- [Stored data]:
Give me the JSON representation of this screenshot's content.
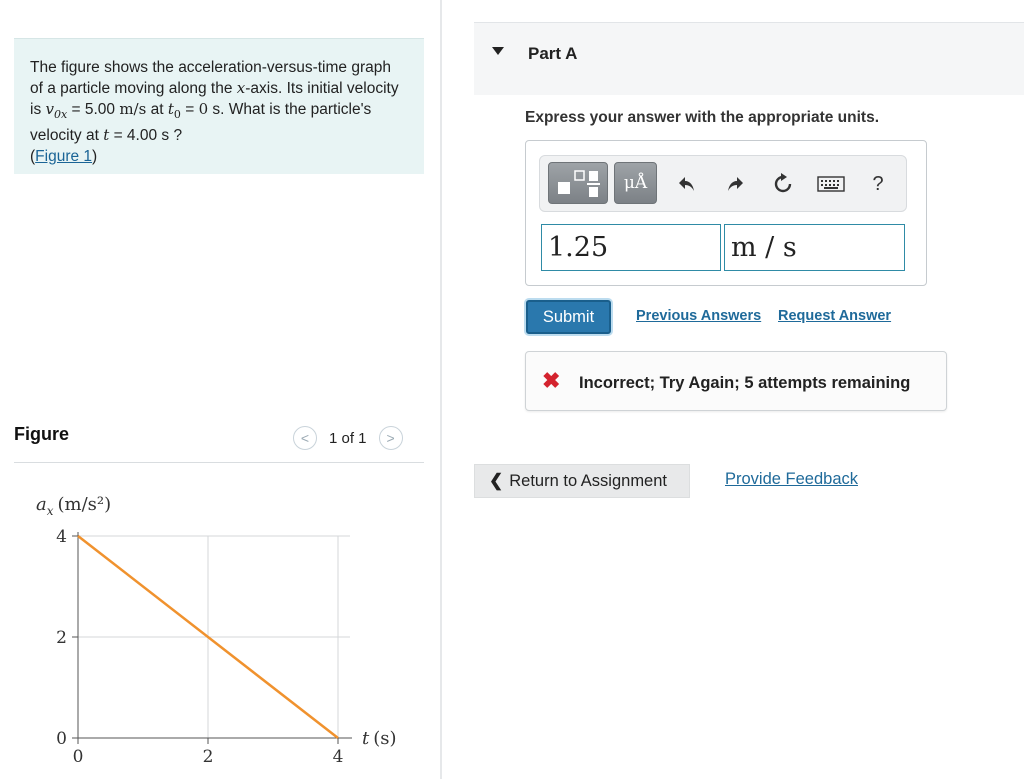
{
  "problem": {
    "text_1": "The figure shows the acceleration-versus-time graph of a particle moving along the ",
    "x_axis_var": "x",
    "text_2": "-axis. Its initial velocity is ",
    "v0x_symbol": "v",
    "v0x_sub": "0x",
    "text_3": " = 5.00 ",
    "v0x_unit": "m/s",
    "text_4": " at ",
    "t0_symbol": "t",
    "t0_sub": "0",
    "text_5": " = ",
    "t0_value": "0",
    "text_6": " s. What is the particle's velocity at ",
    "t_symbol": "t",
    "text_7": " = 4.00 s ?",
    "figure_link_open": "(",
    "figure_link": "Figure 1",
    "figure_link_close": ")"
  },
  "figure": {
    "title": "Figure",
    "pager": "1 of 1",
    "prev_icon": "chevron-left-icon",
    "next_icon": "chevron-right-icon"
  },
  "chart_data": {
    "type": "line",
    "ylabel": "a_x (m/s²)",
    "ylabel_var": "a",
    "ylabel_sub": "x",
    "ylabel_unit": "(m/s²)",
    "xlabel": "t (s)",
    "xlabel_var": "t",
    "xlabel_unit": "(s)",
    "x_ticks": [
      0,
      2,
      4
    ],
    "y_ticks": [
      0,
      2,
      4
    ],
    "xlim": [
      0,
      4
    ],
    "ylim": [
      0,
      4
    ],
    "grid": true,
    "series": [
      {
        "x": [
          0,
          4
        ],
        "y": [
          4,
          0
        ],
        "color": "#f0922e"
      }
    ]
  },
  "part": {
    "title": "Part A",
    "instruction": "Express your answer with the appropriate units.",
    "toolbar": {
      "template_icon": "fraction-template-icon",
      "units_label": "μÅ",
      "undo_icon": "undo-icon",
      "redo_icon": "redo-icon",
      "reset_icon": "reset-icon",
      "keyboard_icon": "keyboard-icon",
      "help_label": "?"
    },
    "value": "1.25",
    "units": "m / s",
    "submit": "Submit",
    "previous_answers": "Previous Answers",
    "request_answer": "Request Answer",
    "feedback_icon": "x-icon",
    "feedback_x": "✖",
    "feedback": "Incorrect; Try Again; 5 attempts remaining"
  },
  "footer": {
    "return_chevron": "❮",
    "return_label": "Return to Assignment",
    "provide_feedback": "Provide Feedback"
  },
  "colors": {
    "problem_bg": "#e8f4f4",
    "line": "#f0922e",
    "submit": "#2a78ad",
    "link": "#1f6a9a",
    "error": "#d4232e"
  }
}
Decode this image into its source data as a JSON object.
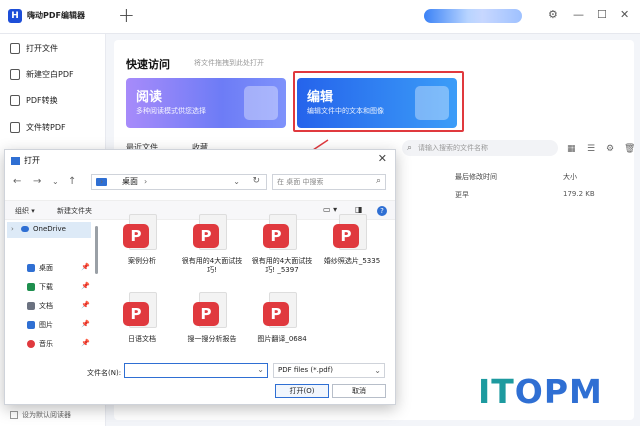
{
  "app": {
    "name": "嗨动PDF编辑器",
    "logo_glyph": "H"
  },
  "sidebar": {
    "items": [
      {
        "label": "打开文件"
      },
      {
        "label": "新建空白PDF"
      },
      {
        "label": "PDF转换"
      },
      {
        "label": "文件转PDF"
      }
    ],
    "default_reader_label": "设为默认阅读器"
  },
  "quick_access": {
    "title": "快速访问",
    "subtitle": "将文件拖拽到此处打开",
    "cards": [
      {
        "title": "阅读",
        "desc": "多种阅读模式供您选择"
      },
      {
        "title": "编辑",
        "desc": "编辑文件中的文本和图像"
      }
    ]
  },
  "recent": {
    "tabs": [
      "最近文件",
      "收藏"
    ],
    "search_placeholder": "请输入搜索的文件名称",
    "columns": {
      "modified": "最后修改时间",
      "size": "大小"
    },
    "row": {
      "modified": "更早",
      "size": "179.2 KB"
    }
  },
  "dialog": {
    "title": "打开",
    "breadcrumb": "桌面",
    "search_placeholder": "在 桌面 中搜索",
    "toolbar": {
      "organize": "组织",
      "new_folder": "新建文件夹"
    },
    "nav": [
      {
        "label": "OneDrive",
        "color": "#2f6fd3"
      },
      {
        "label": "桌面",
        "color": "#2f6fd3"
      },
      {
        "label": "下载",
        "color": "#1e8f4e"
      },
      {
        "label": "文档",
        "color": "#6b7280"
      },
      {
        "label": "图片",
        "color": "#2f6fd3"
      },
      {
        "label": "音乐",
        "color": "#e0393e"
      }
    ],
    "files": [
      {
        "name": "案例分析"
      },
      {
        "name": "很有用的4大面试技巧!"
      },
      {
        "name": "很有用的4大面试技巧! _5397"
      },
      {
        "name": "婚纱照选片_5335"
      },
      {
        "name": "日语文档"
      },
      {
        "name": "搜一搜分析报告"
      },
      {
        "name": "图片翻译_0684"
      }
    ],
    "filename_label": "文件名(N):",
    "filename_value": "",
    "filetype": "PDF files (*.pdf)",
    "open_button": "打开(O)",
    "cancel_button": "取消"
  },
  "watermark": {
    "part1": "IT",
    "part2": "OPM"
  },
  "colors": {
    "accent": "#2f6fd3",
    "highlight": "#e0393e",
    "pdf_red": "#e0393e"
  }
}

- [Exercise goal]: In the copy, include no pictures; restate the listing above exactly.

- [Full response]:
Give me the JSON representation of this screenshot's content.
{
  "problem": {
    "text_1": "The figure shows the acceleration-versus-time graph of a particle moving along the ",
    "x_axis_var": "x",
    "text_2": "-axis. Its initial velocity is ",
    "v0x_symbol": "v",
    "v0x_sub": "0x",
    "text_3": " = 5.00 ",
    "v0x_unit": "m/s",
    "text_4": " at ",
    "t0_symbol": "t",
    "t0_sub": "0",
    "text_5": " = ",
    "t0_value": "0",
    "text_6": " s. What is the particle's velocity at ",
    "t_symbol": "t",
    "text_7": " = 4.00 s ?",
    "figure_link_open": "(",
    "figure_link": "Figure 1",
    "figure_link_close": ")"
  },
  "figure": {
    "title": "Figure",
    "pager": "1 of 1",
    "prev_icon": "chevron-left-icon",
    "next_icon": "chevron-right-icon"
  },
  "chart_data": {
    "type": "line",
    "ylabel": "a_x (m/s²)",
    "ylabel_var": "a",
    "ylabel_sub": "x",
    "ylabel_unit": "(m/s²)",
    "xlabel": "t (s)",
    "xlabel_var": "t",
    "xlabel_unit": "(s)",
    "x_ticks": [
      0,
      2,
      4
    ],
    "y_ticks": [
      0,
      2,
      4
    ],
    "xlim": [
      0,
      4
    ],
    "ylim": [
      0,
      4
    ],
    "grid": true,
    "series": [
      {
        "x": [
          0,
          4
        ],
        "y": [
          4,
          0
        ],
        "color": "#f0922e"
      }
    ]
  },
  "part": {
    "title": "Part A",
    "instruction": "Express your answer with the appropriate units.",
    "toolbar": {
      "template_icon": "fraction-template-icon",
      "units_label": "μÅ",
      "undo_icon": "undo-icon",
      "redo_icon": "redo-icon",
      "reset_icon": "reset-icon",
      "keyboard_icon": "keyboard-icon",
      "help_label": "?"
    },
    "value": "1.25",
    "units": "m / s",
    "submit": "Submit",
    "previous_answers": "Previous Answers",
    "request_answer": "Request Answer",
    "feedback_icon": "x-icon",
    "feedback_x": "✖",
    "feedback": "Incorrect; Try Again; 5 attempts remaining"
  },
  "footer": {
    "return_chevron": "❮",
    "return_label": "Return to Assignment",
    "provide_feedback": "Provide Feedback"
  },
  "colors": {
    "problem_bg": "#e8f4f4",
    "line": "#f0922e",
    "submit": "#2a78ad",
    "link": "#1f6a9a",
    "error": "#d4232e"
  }
}
Decode this image into its source data as a JSON object.
{
  "app": {
    "name": "嗨动PDF编辑器",
    "logo_glyph": "H"
  },
  "sidebar": {
    "items": [
      {
        "label": "打开文件"
      },
      {
        "label": "新建空白PDF"
      },
      {
        "label": "PDF转换"
      },
      {
        "label": "文件转PDF"
      }
    ],
    "default_reader_label": "设为默认阅读器"
  },
  "quick_access": {
    "title": "快速访问",
    "subtitle": "将文件拖拽到此处打开",
    "cards": [
      {
        "title": "阅读",
        "desc": "多种阅读模式供您选择"
      },
      {
        "title": "编辑",
        "desc": "编辑文件中的文本和图像"
      }
    ]
  },
  "recent": {
    "tabs": [
      "最近文件",
      "收藏"
    ],
    "search_placeholder": "请输入搜索的文件名称",
    "columns": {
      "modified": "最后修改时间",
      "size": "大小"
    },
    "row": {
      "modified": "更早",
      "size": "179.2 KB"
    }
  },
  "dialog": {
    "title": "打开",
    "breadcrumb": "桌面",
    "search_placeholder": "在 桌面 中搜索",
    "toolbar": {
      "organize": "组织",
      "new_folder": "新建文件夹"
    },
    "nav": [
      {
        "label": "OneDrive",
        "color": "#2f6fd3"
      },
      {
        "label": "桌面",
        "color": "#2f6fd3"
      },
      {
        "label": "下载",
        "color": "#1e8f4e"
      },
      {
        "label": "文档",
        "color": "#6b7280"
      },
      {
        "label": "图片",
        "color": "#2f6fd3"
      },
      {
        "label": "音乐",
        "color": "#e0393e"
      }
    ],
    "files": [
      {
        "name": "案例分析"
      },
      {
        "name": "很有用的4大面试技巧!"
      },
      {
        "name": "很有用的4大面试技巧! _5397"
      },
      {
        "name": "婚纱照选片_5335"
      },
      {
        "name": "日语文档"
      },
      {
        "name": "搜一搜分析报告"
      },
      {
        "name": "图片翻译_0684"
      }
    ],
    "filename_label": "文件名(N):",
    "filename_value": "",
    "filetype": "PDF files (*.pdf)",
    "open_button": "打开(O)",
    "cancel_button": "取消"
  },
  "watermark": {
    "part1": "IT",
    "part2": "OPM"
  },
  "colors": {
    "accent": "#2f6fd3",
    "highlight": "#e0393e",
    "pdf_red": "#e0393e"
  }
}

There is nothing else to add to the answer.